▽

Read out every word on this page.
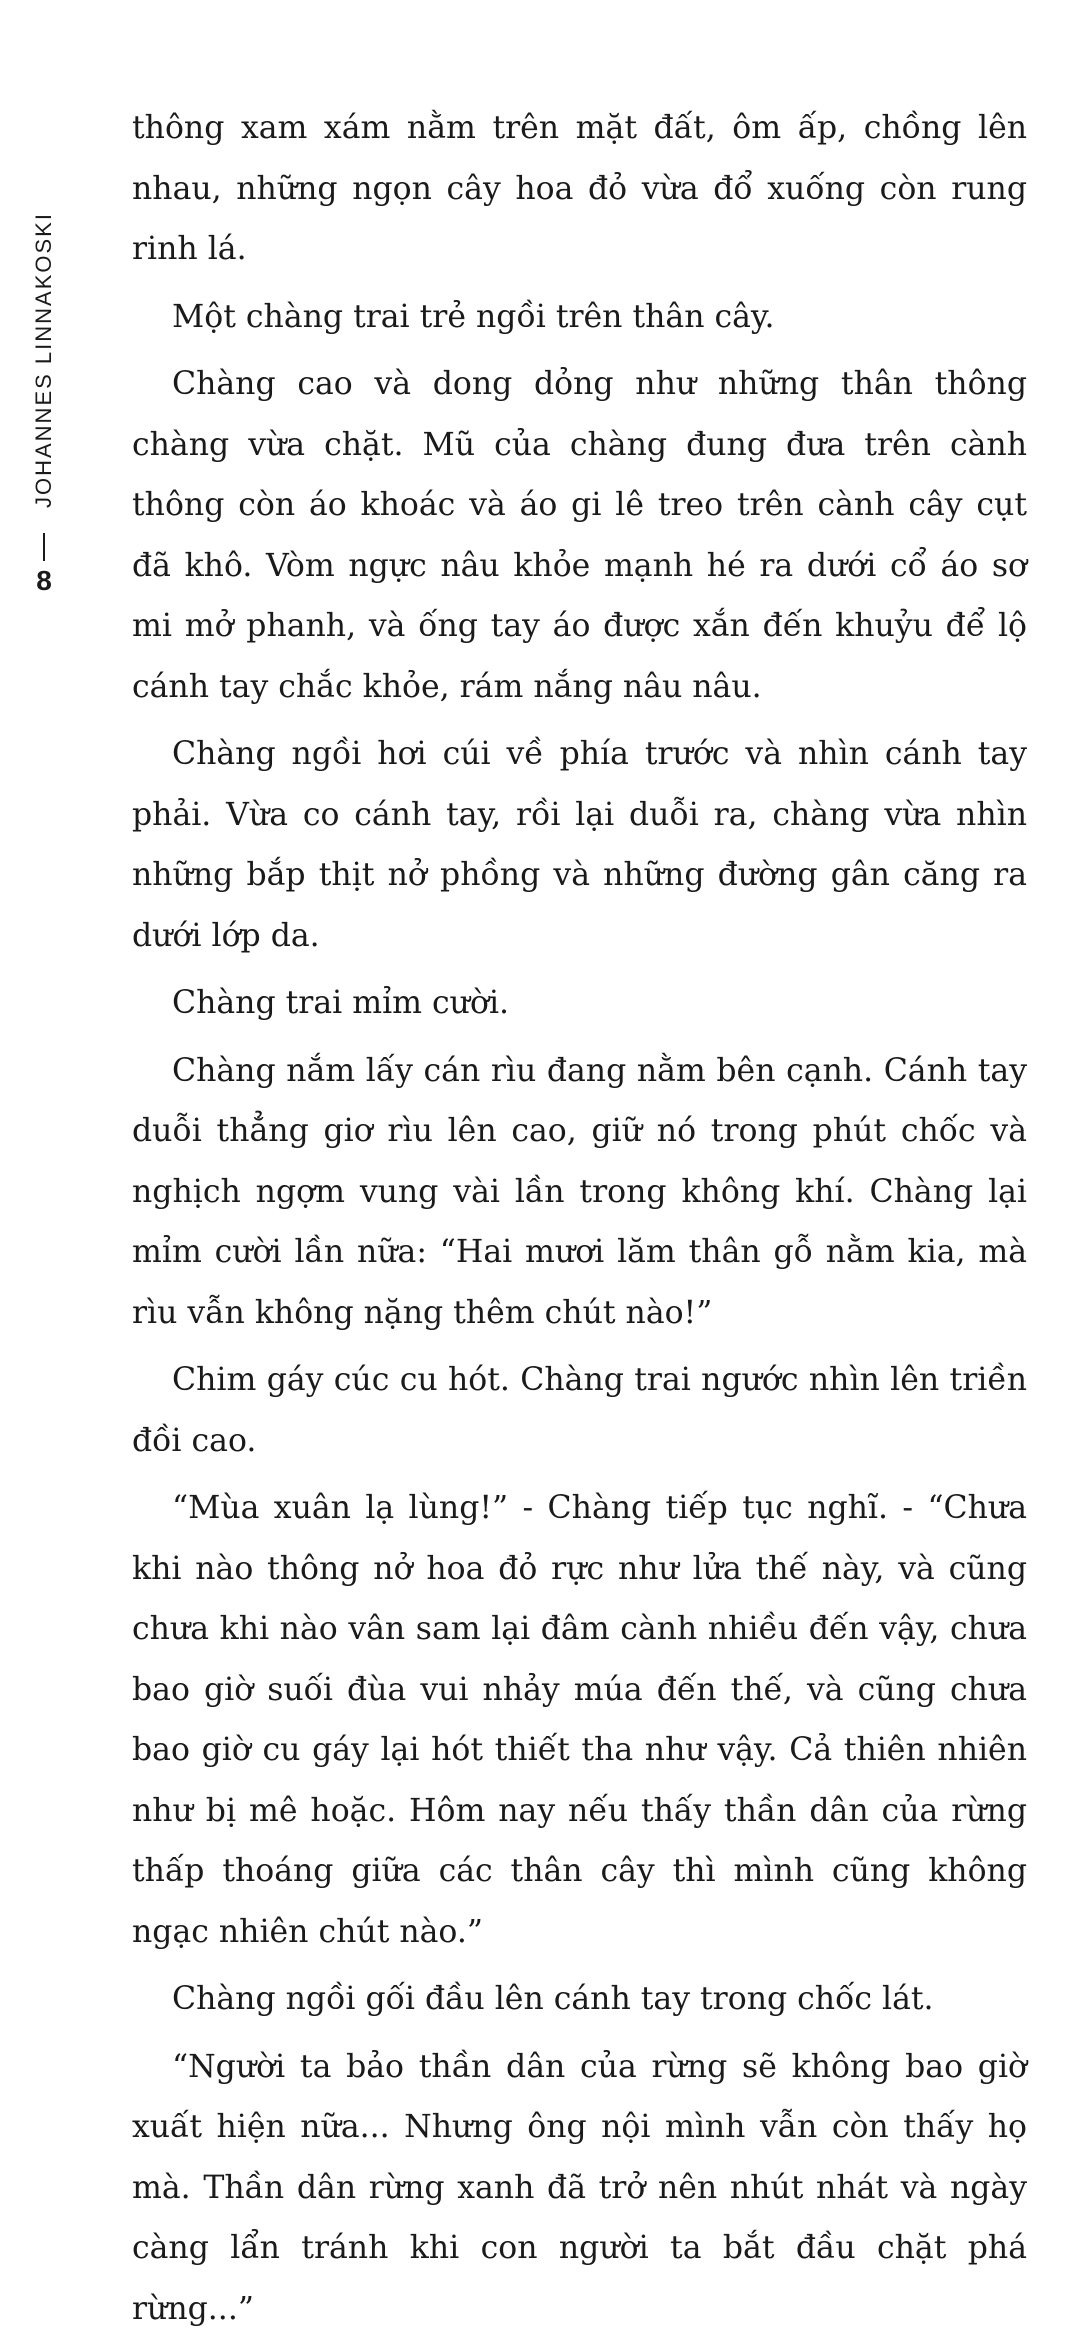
JOHANNES LINNAKOSKI
8

thông xam xám nằm trên mặt đất, ôm ấp, chồng lên nhau, những ngọn cây hoa đỏ vừa đổ xuống còn rung rinh lá.

Một chàng trai trẻ ngồi trên thân cây.

Chàng cao và dong dỏng như những thân thông chàng vừa chặt. Mũ của chàng đung đưa trên cành thông còn áo khoác và áo gi lê treo trên cành cây cụt đã khô. Vòm ngực nâu khỏe mạnh hé ra dưới cổ áo sơ mi mở phanh, và ống tay áo được xắn đến khuỷu để lộ cánh tay chắc khỏe, rám nắng nâu nâu.

Chàng ngồi hơi cúi về phía trước và nhìn cánh tay phải. Vừa co cánh tay, rồi lại duỗi ra, chàng vừa nhìn những bắp thịt nở phồng và những đường gân căng ra dưới lớp da.

Chàng trai mỉm cười.

Chàng nắm lấy cán rìu đang nằm bên cạnh. Cánh tay duỗi thẳng giơ rìu lên cao, giữ nó trong phút chốc và nghịch ngợm vung vài lần trong không khí. Chàng lại mỉm cười lần nữa: “Hai mươi lăm thân gỗ nằm kia, mà rìu vẫn không nặng thêm chút nào!”

Chim gáy cúc cu hót. Chàng trai ngước nhìn lên triền đồi cao.

“Mùa xuân lạ lùng!” - Chàng tiếp tục nghĩ. - “Chưa khi nào thông nở hoa đỏ rực như lửa thế này, và cũng chưa khi nào vân sam lại đâm cành nhiều đến vậy, chưa bao giờ suối đùa vui nhảy múa đến thế, và cũng chưa bao giờ cu gáy lại hót thiết tha như vậy. Cả thiên nhiên như bị mê hoặc. Hôm nay nếu thấy thần dân của rừng thấp thoáng giữa các thân cây thì mình cũng không ngạc nhiên chút nào.”

Chàng ngồi gối đầu lên cánh tay trong chốc lát.

“Người ta bảo thần dân của rừng sẽ không bao giờ xuất hiện nữa... Nhưng ông nội mình vẫn còn thấy họ mà. Thần dân rừng xanh đã trở nên nhút nhát và ngày càng lẩn tránh khi con người ta bắt đầu chặt phá rừng...”
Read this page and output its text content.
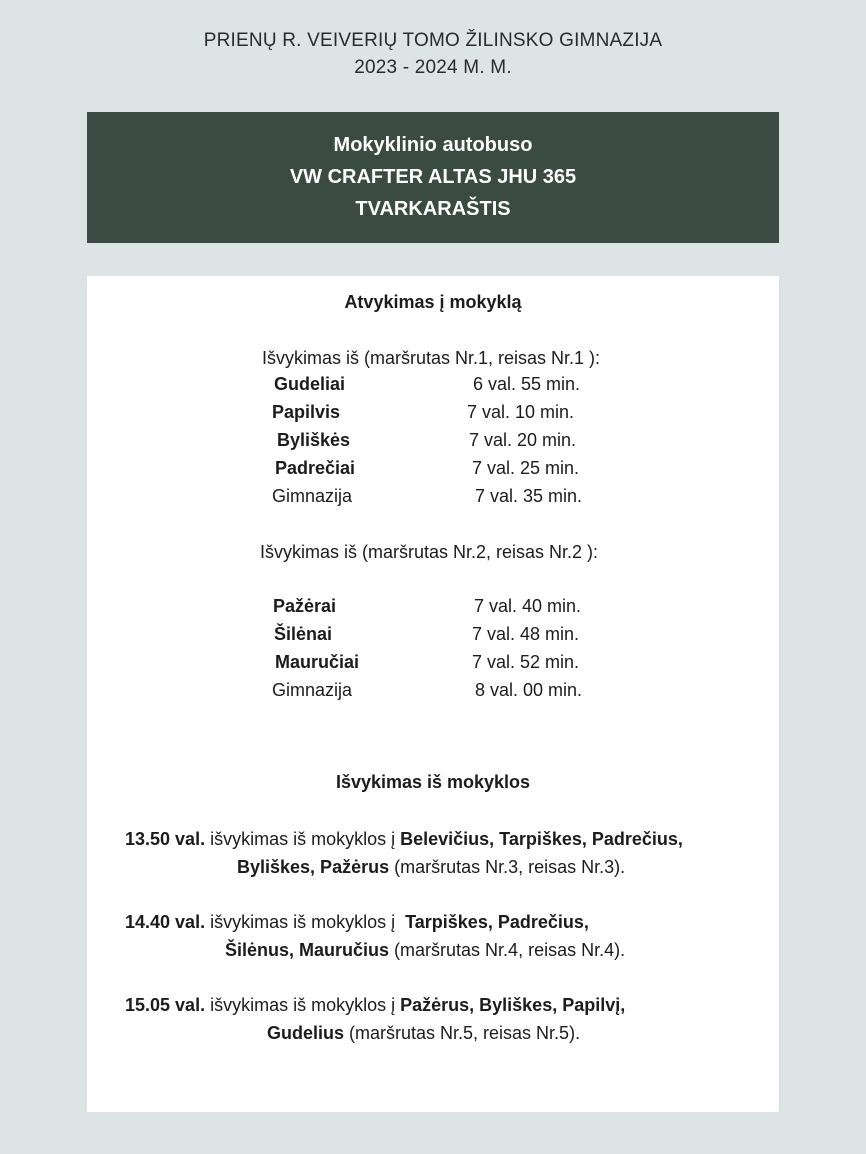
PRIENŲ R. VEIVERIŲ TOMO ŽILINSKO GIMNAZIJA
2023 - 2024 M. M.
Mokyklinio autobuso
VW CRAFTER ALTAS JHU 365
TVARKARAŠTIS
Atvykimas į mokyklą
Išvykimas iš (maršrutas Nr.1, reisas Nr.1 ):
Gudeliai	6 val. 55 min.
Papilvis	7 val. 10 min.
Byliškės	7 val. 20 min.
Padrečiai	7 val. 25 min.
Gimnazija	7 val. 35 min.
Išvykimas iš (maršrutas Nr.2, reisas Nr.2 ):
Pažėrai	7 val. 40 min.
Šilėnai	7 val. 48 min.
Mauručiai	7 val. 52 min.
Gimnazija	8 val. 00 min.
Išvykimas iš mokyklos
13.50 val. išvykimas iš mokyklos į Belevičius, Tarpiškes, Padrečius,
Byliškes, Pažėrus (maršrutas Nr.3, reisas Nr.3).
14.40 val. išvykimas iš mokyklos į  Tarpiškes, Padrečius,
Šilėnus, Mauručius (maršrutas Nr.4, reisas Nr.4).
15.05 val. išvykimas iš mokyklos į Pažėrus, Byliškes, Papilvį,
Gudelius (maršrutas Nr.5, reisas Nr.5).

△

PROBLEM STATEMENT >>
Look above for the line containing "Read this page and output its text content."; output that line and all lines after it through the last one exactly, without the pictures.

OUTPUT >>
Read this page and output its text content.
PRIENŲ R. VEIVERIŲ TOMO ŽILINSKO GIMNAZIJA
2023 - 2024 M. M.
Mokyklinio autobuso
VW CRAFTER ALTAS JHU 365
TVARKARAŠTIS
Atvykimas į mokyklą
Išvykimas iš (maršrutas Nr.1, reisas Nr.1 ):
Gudeliai	6 val. 55 min.
Papilvis	7 val. 10 min.
Byliškės	7 val. 20 min.
Padrečiai	7 val. 25 min.
Gimnazija	7 val. 35 min.
Išvykimas iš (maršrutas Nr.2, reisas Nr.2 ):
Pažėrai	7 val. 40 min.
Šilėnai	7 val. 48 min.
Mauručiai	7 val. 52 min.
Gimnazija	8 val. 00 min.
Išvykimas iš mokyklos
13.50 val. išvykimas iš mokyklos į Belevičius, Tarpiškes, Padrečius,
Byliškes, Pažėrus (maršrutas Nr.3, reisas Nr.3).
14.40 val. išvykimas iš mokyklos į  Tarpiškes, Padrečius,
Šilėnus, Mauručius (maršrutas Nr.4, reisas Nr.4).
15.05 val. išvykimas iš mokyklos į Pažėrus, Byliškes, Papilvį,
Gudelius (maršrutas Nr.5, reisas Nr.5).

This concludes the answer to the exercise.